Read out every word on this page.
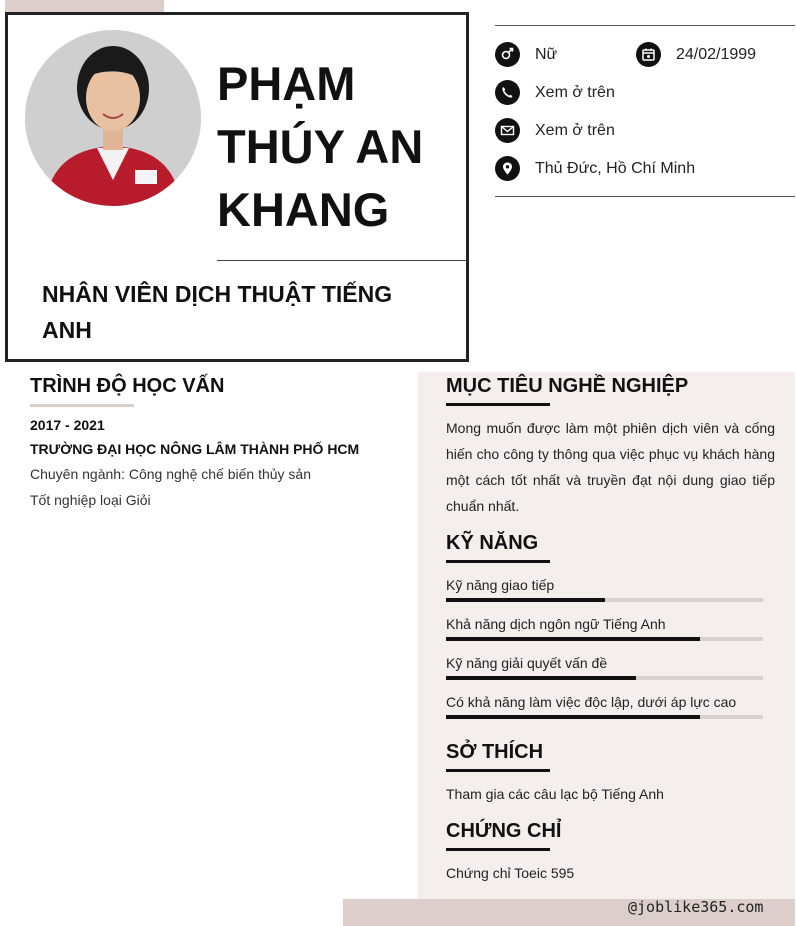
PHẠM
THÚY AN
KHANG
NHÂN VIÊN DỊCH THUẬT TIẾNG ANH
Nữ	24/02/1999
Xem ở trên
Xem ở trên
Thủ Đức, Hồ Chí Minh
TRÌNH ĐỘ HỌC VẤN
2017 - 2021
TRƯỜNG ĐẠI HỌC NÔNG LÂM THÀNH PHỐ HCM
Chuyên ngành: Công nghệ chế biến thủy sản
Tốt nghiệp loại Giỏi
MỤC TIÊU NGHỀ NGHIỆP
Mong muốn được làm một phiên dịch viên và cống hiến cho công ty thông qua việc phục vụ khách hàng một cách tốt nhất và truyền đạt nội dung giao tiếp chuẩn nhất.
KỸ NĂNG
Kỹ năng giao tiếp
Khả năng dịch ngôn ngữ Tiếng Anh
Kỹ năng giải quyết vấn đề
Có khả năng làm việc độc lập, dưới áp lực cao
SỞ THÍCH
Tham gia các câu lạc bộ Tiếng Anh
CHỨNG CHỈ
Chứng chỉ Toeic 595
@joblike365.com
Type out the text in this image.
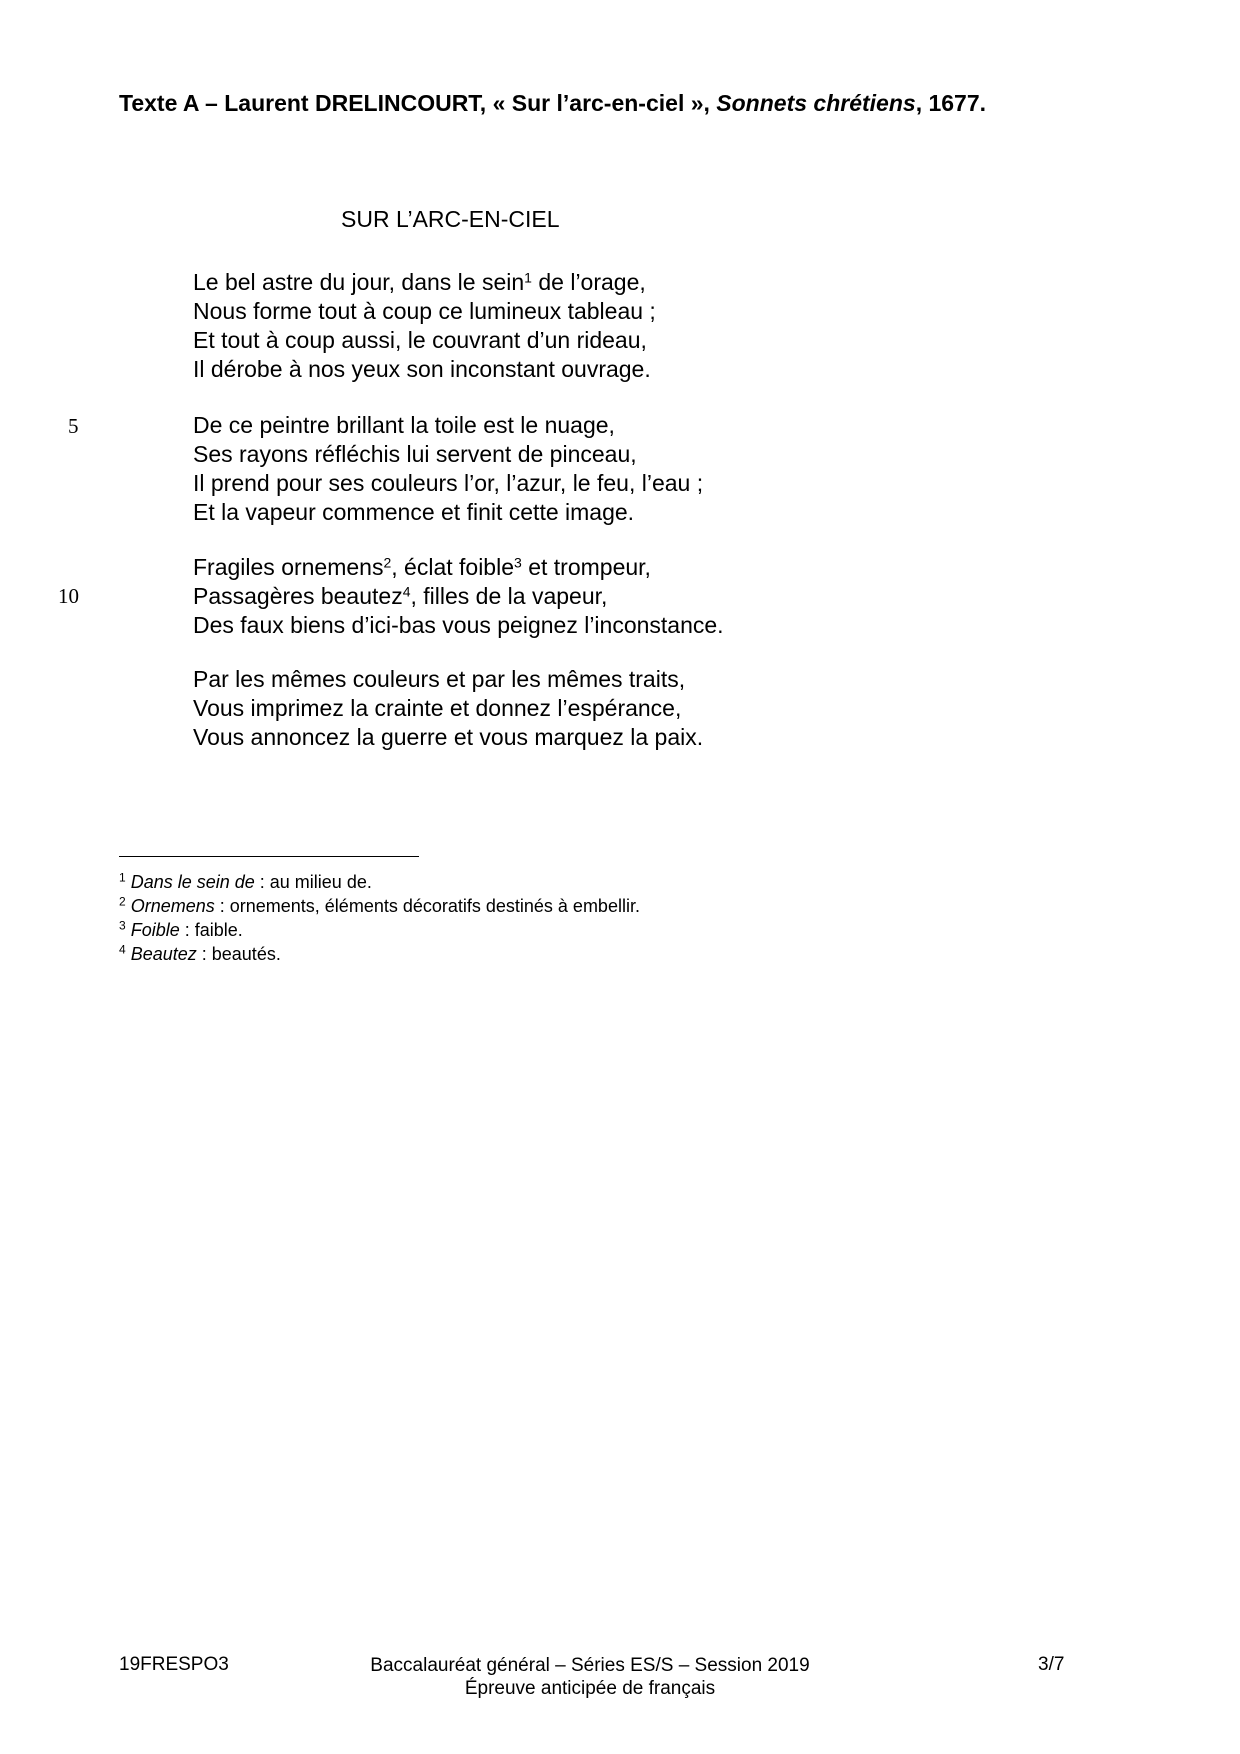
Texte A – Laurent DRELINCOURT, « Sur l’arc-en-ciel », Sonnets chrétiens, 1677.
SUR L’ARC-EN-CIEL
Le bel astre du jour, dans le sein$^1$ de l’orage,
Nous forme tout à coup ce lumineux tableau ;
Et tout à coup aussi, le couvrant d’un rideau,
Il dérobe à nos yeux son inconstant ouvrage.
5	De ce peintre brillant la toile est le nuage,
Ses rayons réfléchis lui servent de pinceau,
Il prend pour ses couleurs l’or, l’azur, le feu, l’eau ;
Et la vapeur commence et finit cette image.
10
Fragiles ornemens$^2$, éclat foible$^3$ et trompeur,
Passagères beautez$^4$, filles de la vapeur,
Des faux biens d’ici-bas vous peignez l’inconstance.
Par les mêmes couleurs et par les mêmes traits,
Vous imprimez la crainte et donnez l’espérance,
Vous annoncez la guerre et vous marquez la paix.
$^1$ Dans le sein de : au milieu de.
$^2$ Ornemens : ornements, éléments décoratifs destinés à embellir.
$^3$ Foible : faible.
$^4$ Beautez : beautés.
19FRESPO3	Baccalauréat général – Séries ES/S – Session 2019
Épreuve anticipée de français
3/7
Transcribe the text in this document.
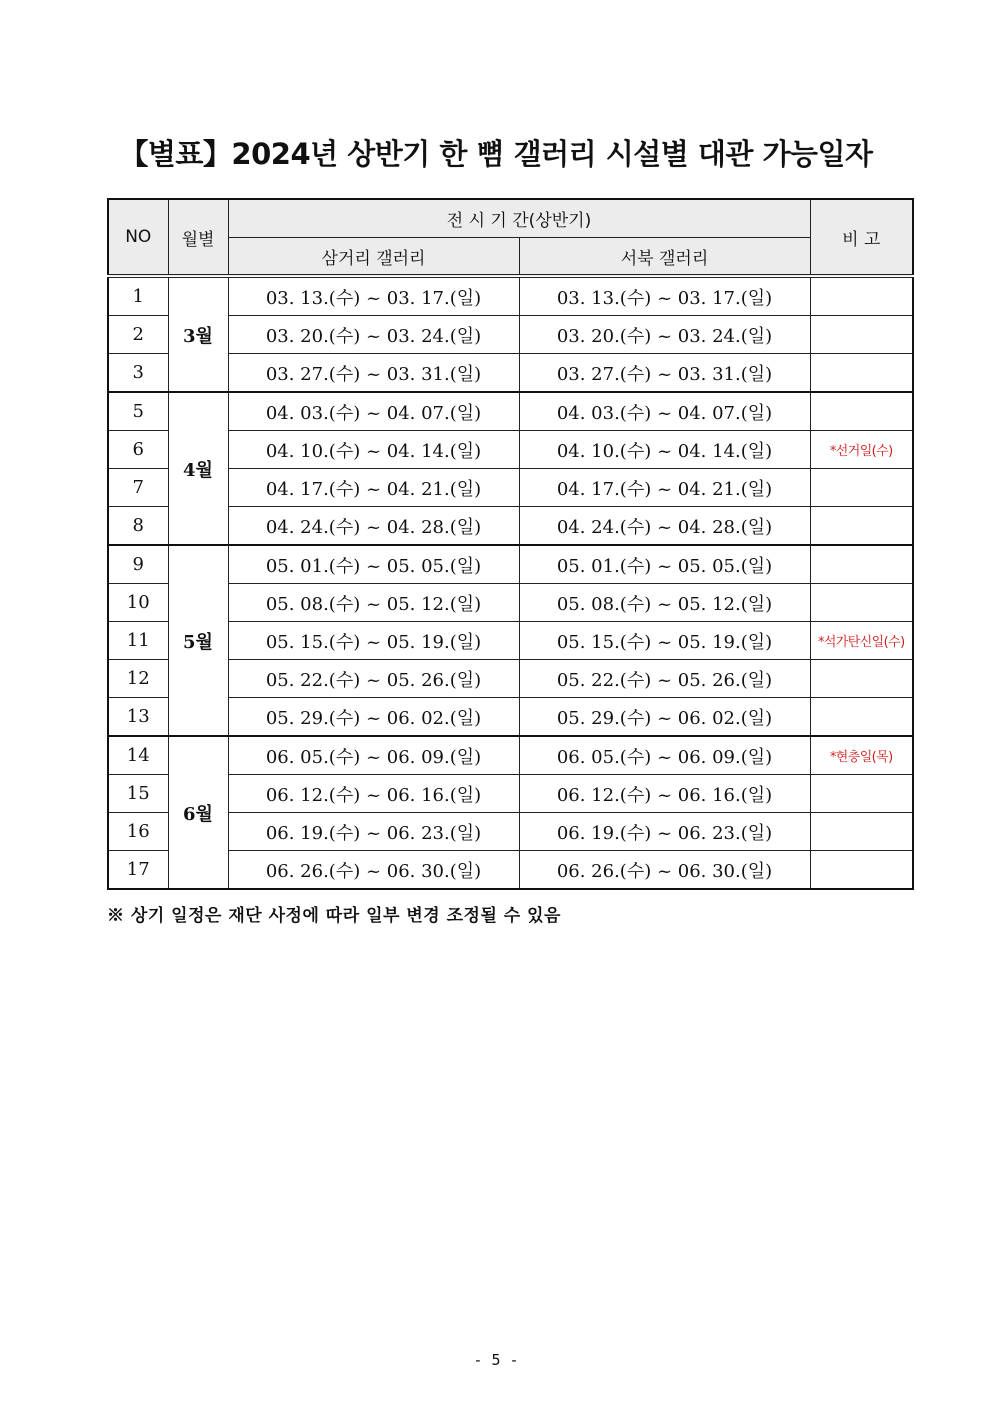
【별표】2024년 상반기 한 뼘 갤러리 시설별 대관 가능일자
NO	월별	전 시 기 간(상반기)		비 고
		삼거리 갤러리	서북 갤러리	
1	3월	03. 13.(수) ~ 03. 17.(일)	03. 13.(수) ~ 03. 17.(일)	
2		03. 20.(수) ~ 03. 24.(일)	03. 20.(수) ~ 03. 24.(일)	
3		03. 27.(수) ~ 03. 31.(일)	03. 27.(수) ~ 03. 31.(일)	
5	4월	04. 03.(수) ~ 04. 07.(일)	04. 03.(수) ~ 04. 07.(일)	
6		04. 10.(수) ~ 04. 14.(일)	04. 10.(수) ~ 04. 14.(일)	*선거일(수)
7		04. 17.(수) ~ 04. 21.(일)	04. 17.(수) ~ 04. 21.(일)	
8		04. 24.(수) ~ 04. 28.(일)	04. 24.(수) ~ 04. 28.(일)	
9	5월	05. 01.(수) ~ 05. 05.(일)	05. 01.(수) ~ 05. 05.(일)	
10		05. 08.(수) ~ 05. 12.(일)	05. 08.(수) ~ 05. 12.(일)	
11		05. 15.(수) ~ 05. 19.(일)	05. 15.(수) ~ 05. 19.(일)	*석가탄신일(수)
12		05. 22.(수) ~ 05. 26.(일)	05. 22.(수) ~ 05. 26.(일)	
13		05. 29.(수) ~ 06. 02.(일)	05. 29.(수) ~ 06. 02.(일)	
14	6월	06. 05.(수) ~ 06. 09.(일)	06. 05.(수) ~ 06. 09.(일)	*현충일(목)
15		06. 12.(수) ~ 06. 16.(일)	06. 12.(수) ~ 06. 16.(일)	
16		06. 19.(수) ~ 06. 23.(일)	06. 19.(수) ~ 06. 23.(일)	
17		06. 26.(수) ~ 06. 30.(일)	06. 26.(수) ~ 06. 30.(일)	
※ 상기 일정은 재단 사정에 따라 일부 변경 조정될 수 있음
- 5 -
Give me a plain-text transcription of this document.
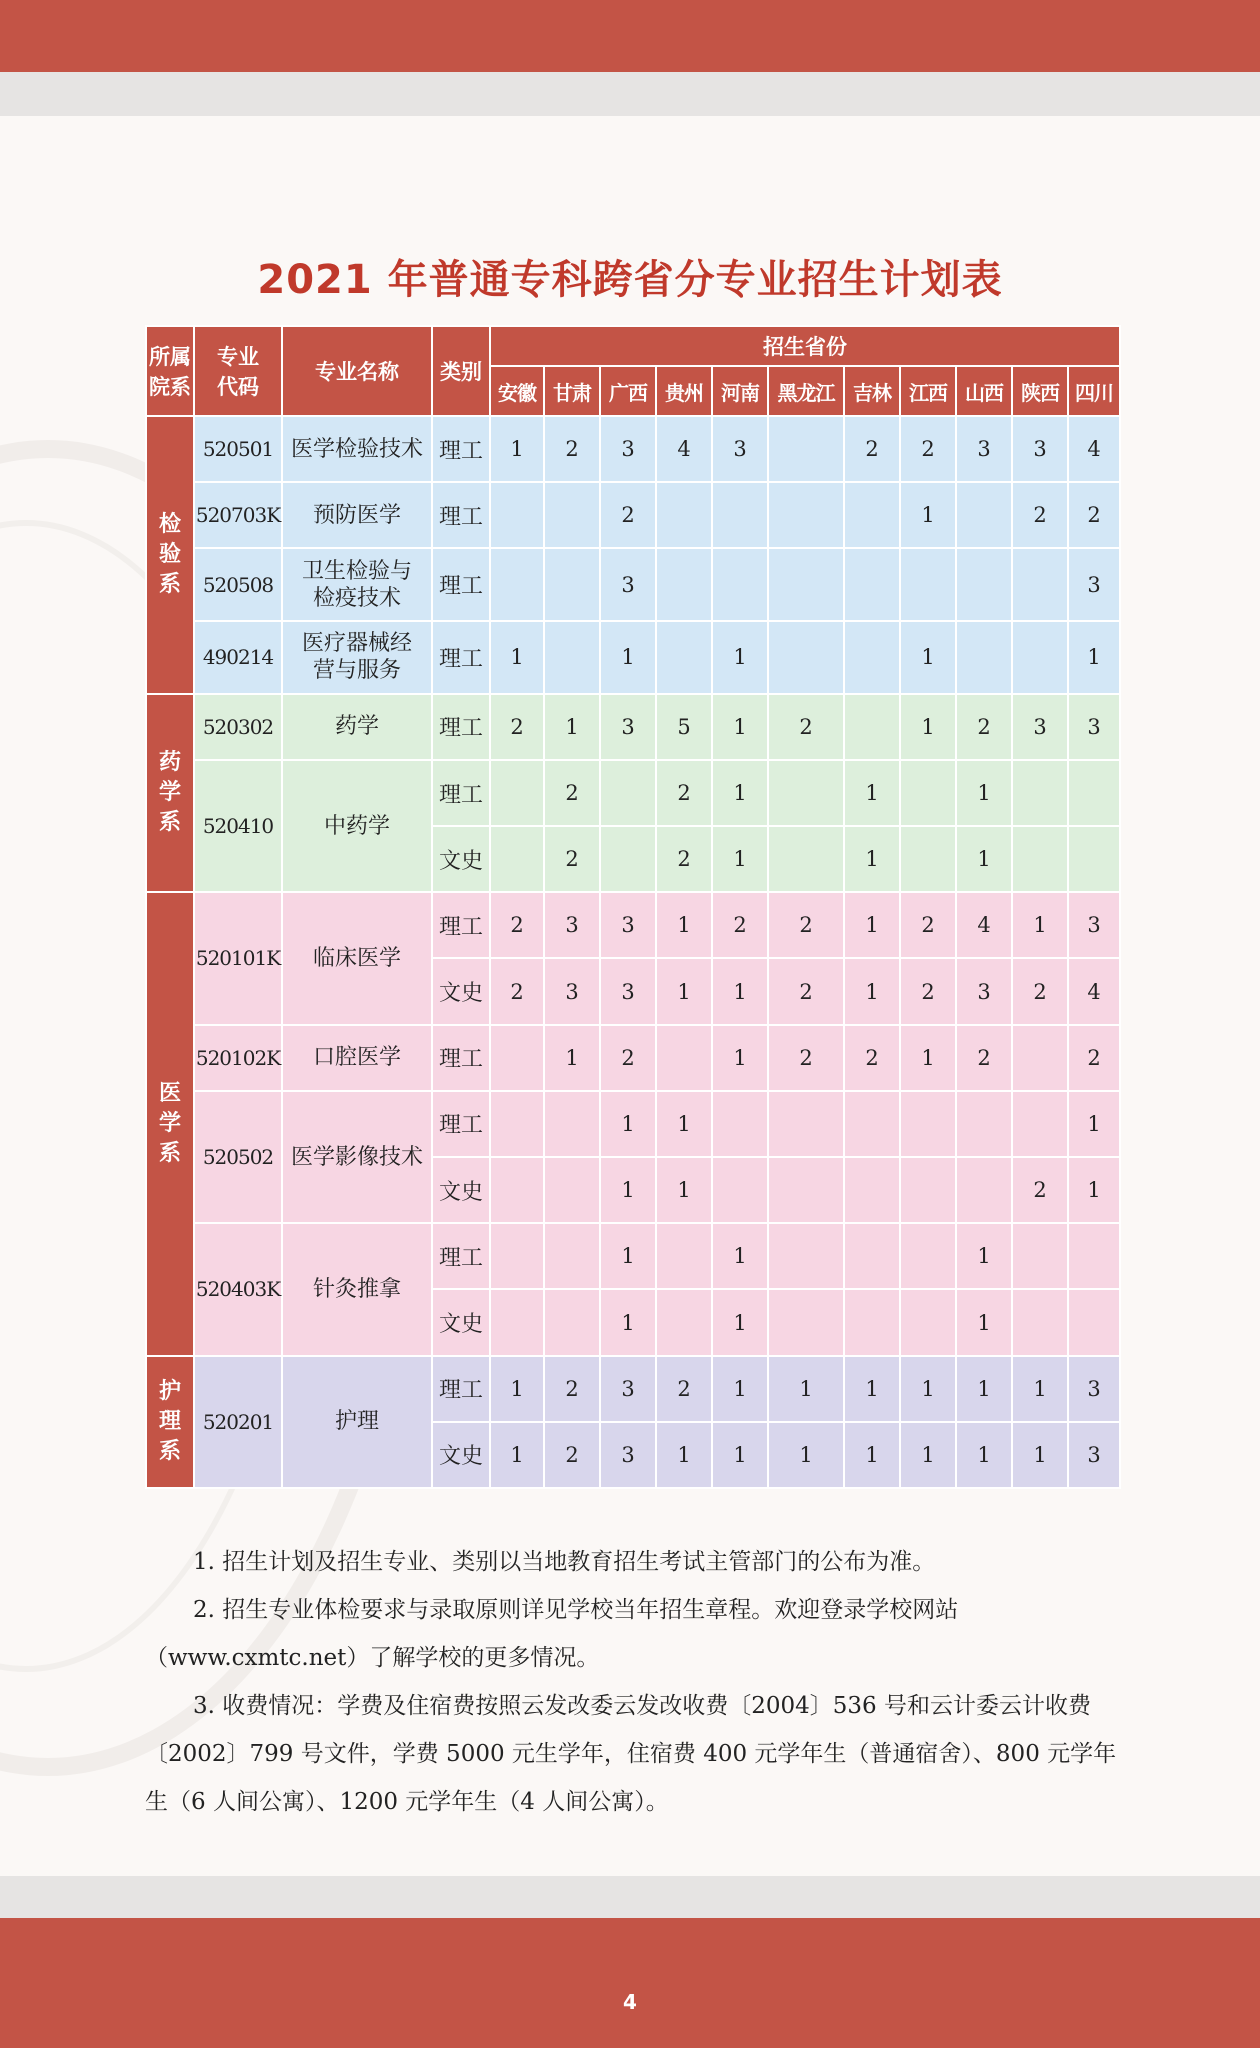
2021 年普通专科跨省分专业招生计划表
所属
院系	专业
代码	专业名称	类别	招生省份										
				安徽	甘肃	广西	贵州	河南	黑龙江	吉林	江西	山西	陕西	四川

检
验
系	520501	医学检验技术	理工	1	2	3	4	3		2	2	3	3	4
	520703K	预防医学	理工			2					1		2	2
	520508	卫生检验与
检疫技术	理工			3								3
	490214	医疗器械经
营与服务	理工	1		1		1			1			1

药
学
系	520302	药学	理工	2	1	3	5	1	2		1	2	3	3
	520410	中药学	理工		2		2	1		1		1		
			文史		2		2	1		1		1		

医
学
系	520101K	临床医学	理工	2	3	3	1	2	2	1	2	4	1	3
			文史	2	3	3	1	1	2	1	2	3	2	4
	520102K	口腔医学	理工		1	2		1	2	2	1	2		2
	520502	医学影像技术	理工			1	1							1
			文史			1	1						2	1
	520403K	针灸推拿	理工			1		1				1		
			文史			1		1				1		

护
理
系	520201	护理	理工	1	2	3	2	1	1	1	1	1	1	3
			文史	1	2	3	1	1	1	1	1	1	1	3

1. 招生计划及招生专业、类别以当地教育招生考试主管部门的公布为准。

2. 招生专业体检要求与录取原则详见学校当年招生章程。欢迎登录学校网站（www.cxmtc.net）了解学校的更多情况。

3. 收费情况：学费及住宿费按照云发改委云发改收费〔2004〕536 号和云计委云计收费〔2002〕799 号文件，学费 5000 元生学年，住宿费 400 元学年生（普通宿舍）、800 元学年生（6 人间公寓）、1200 元学年生（4 人间公寓）。

4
◇ ◇ ◇ ◇ ◇
§ OBJECTIVE:
Establish how many lines of the material above hold the word "tout". Nothing but the count should be returned.

§ FINAL RESULT:
2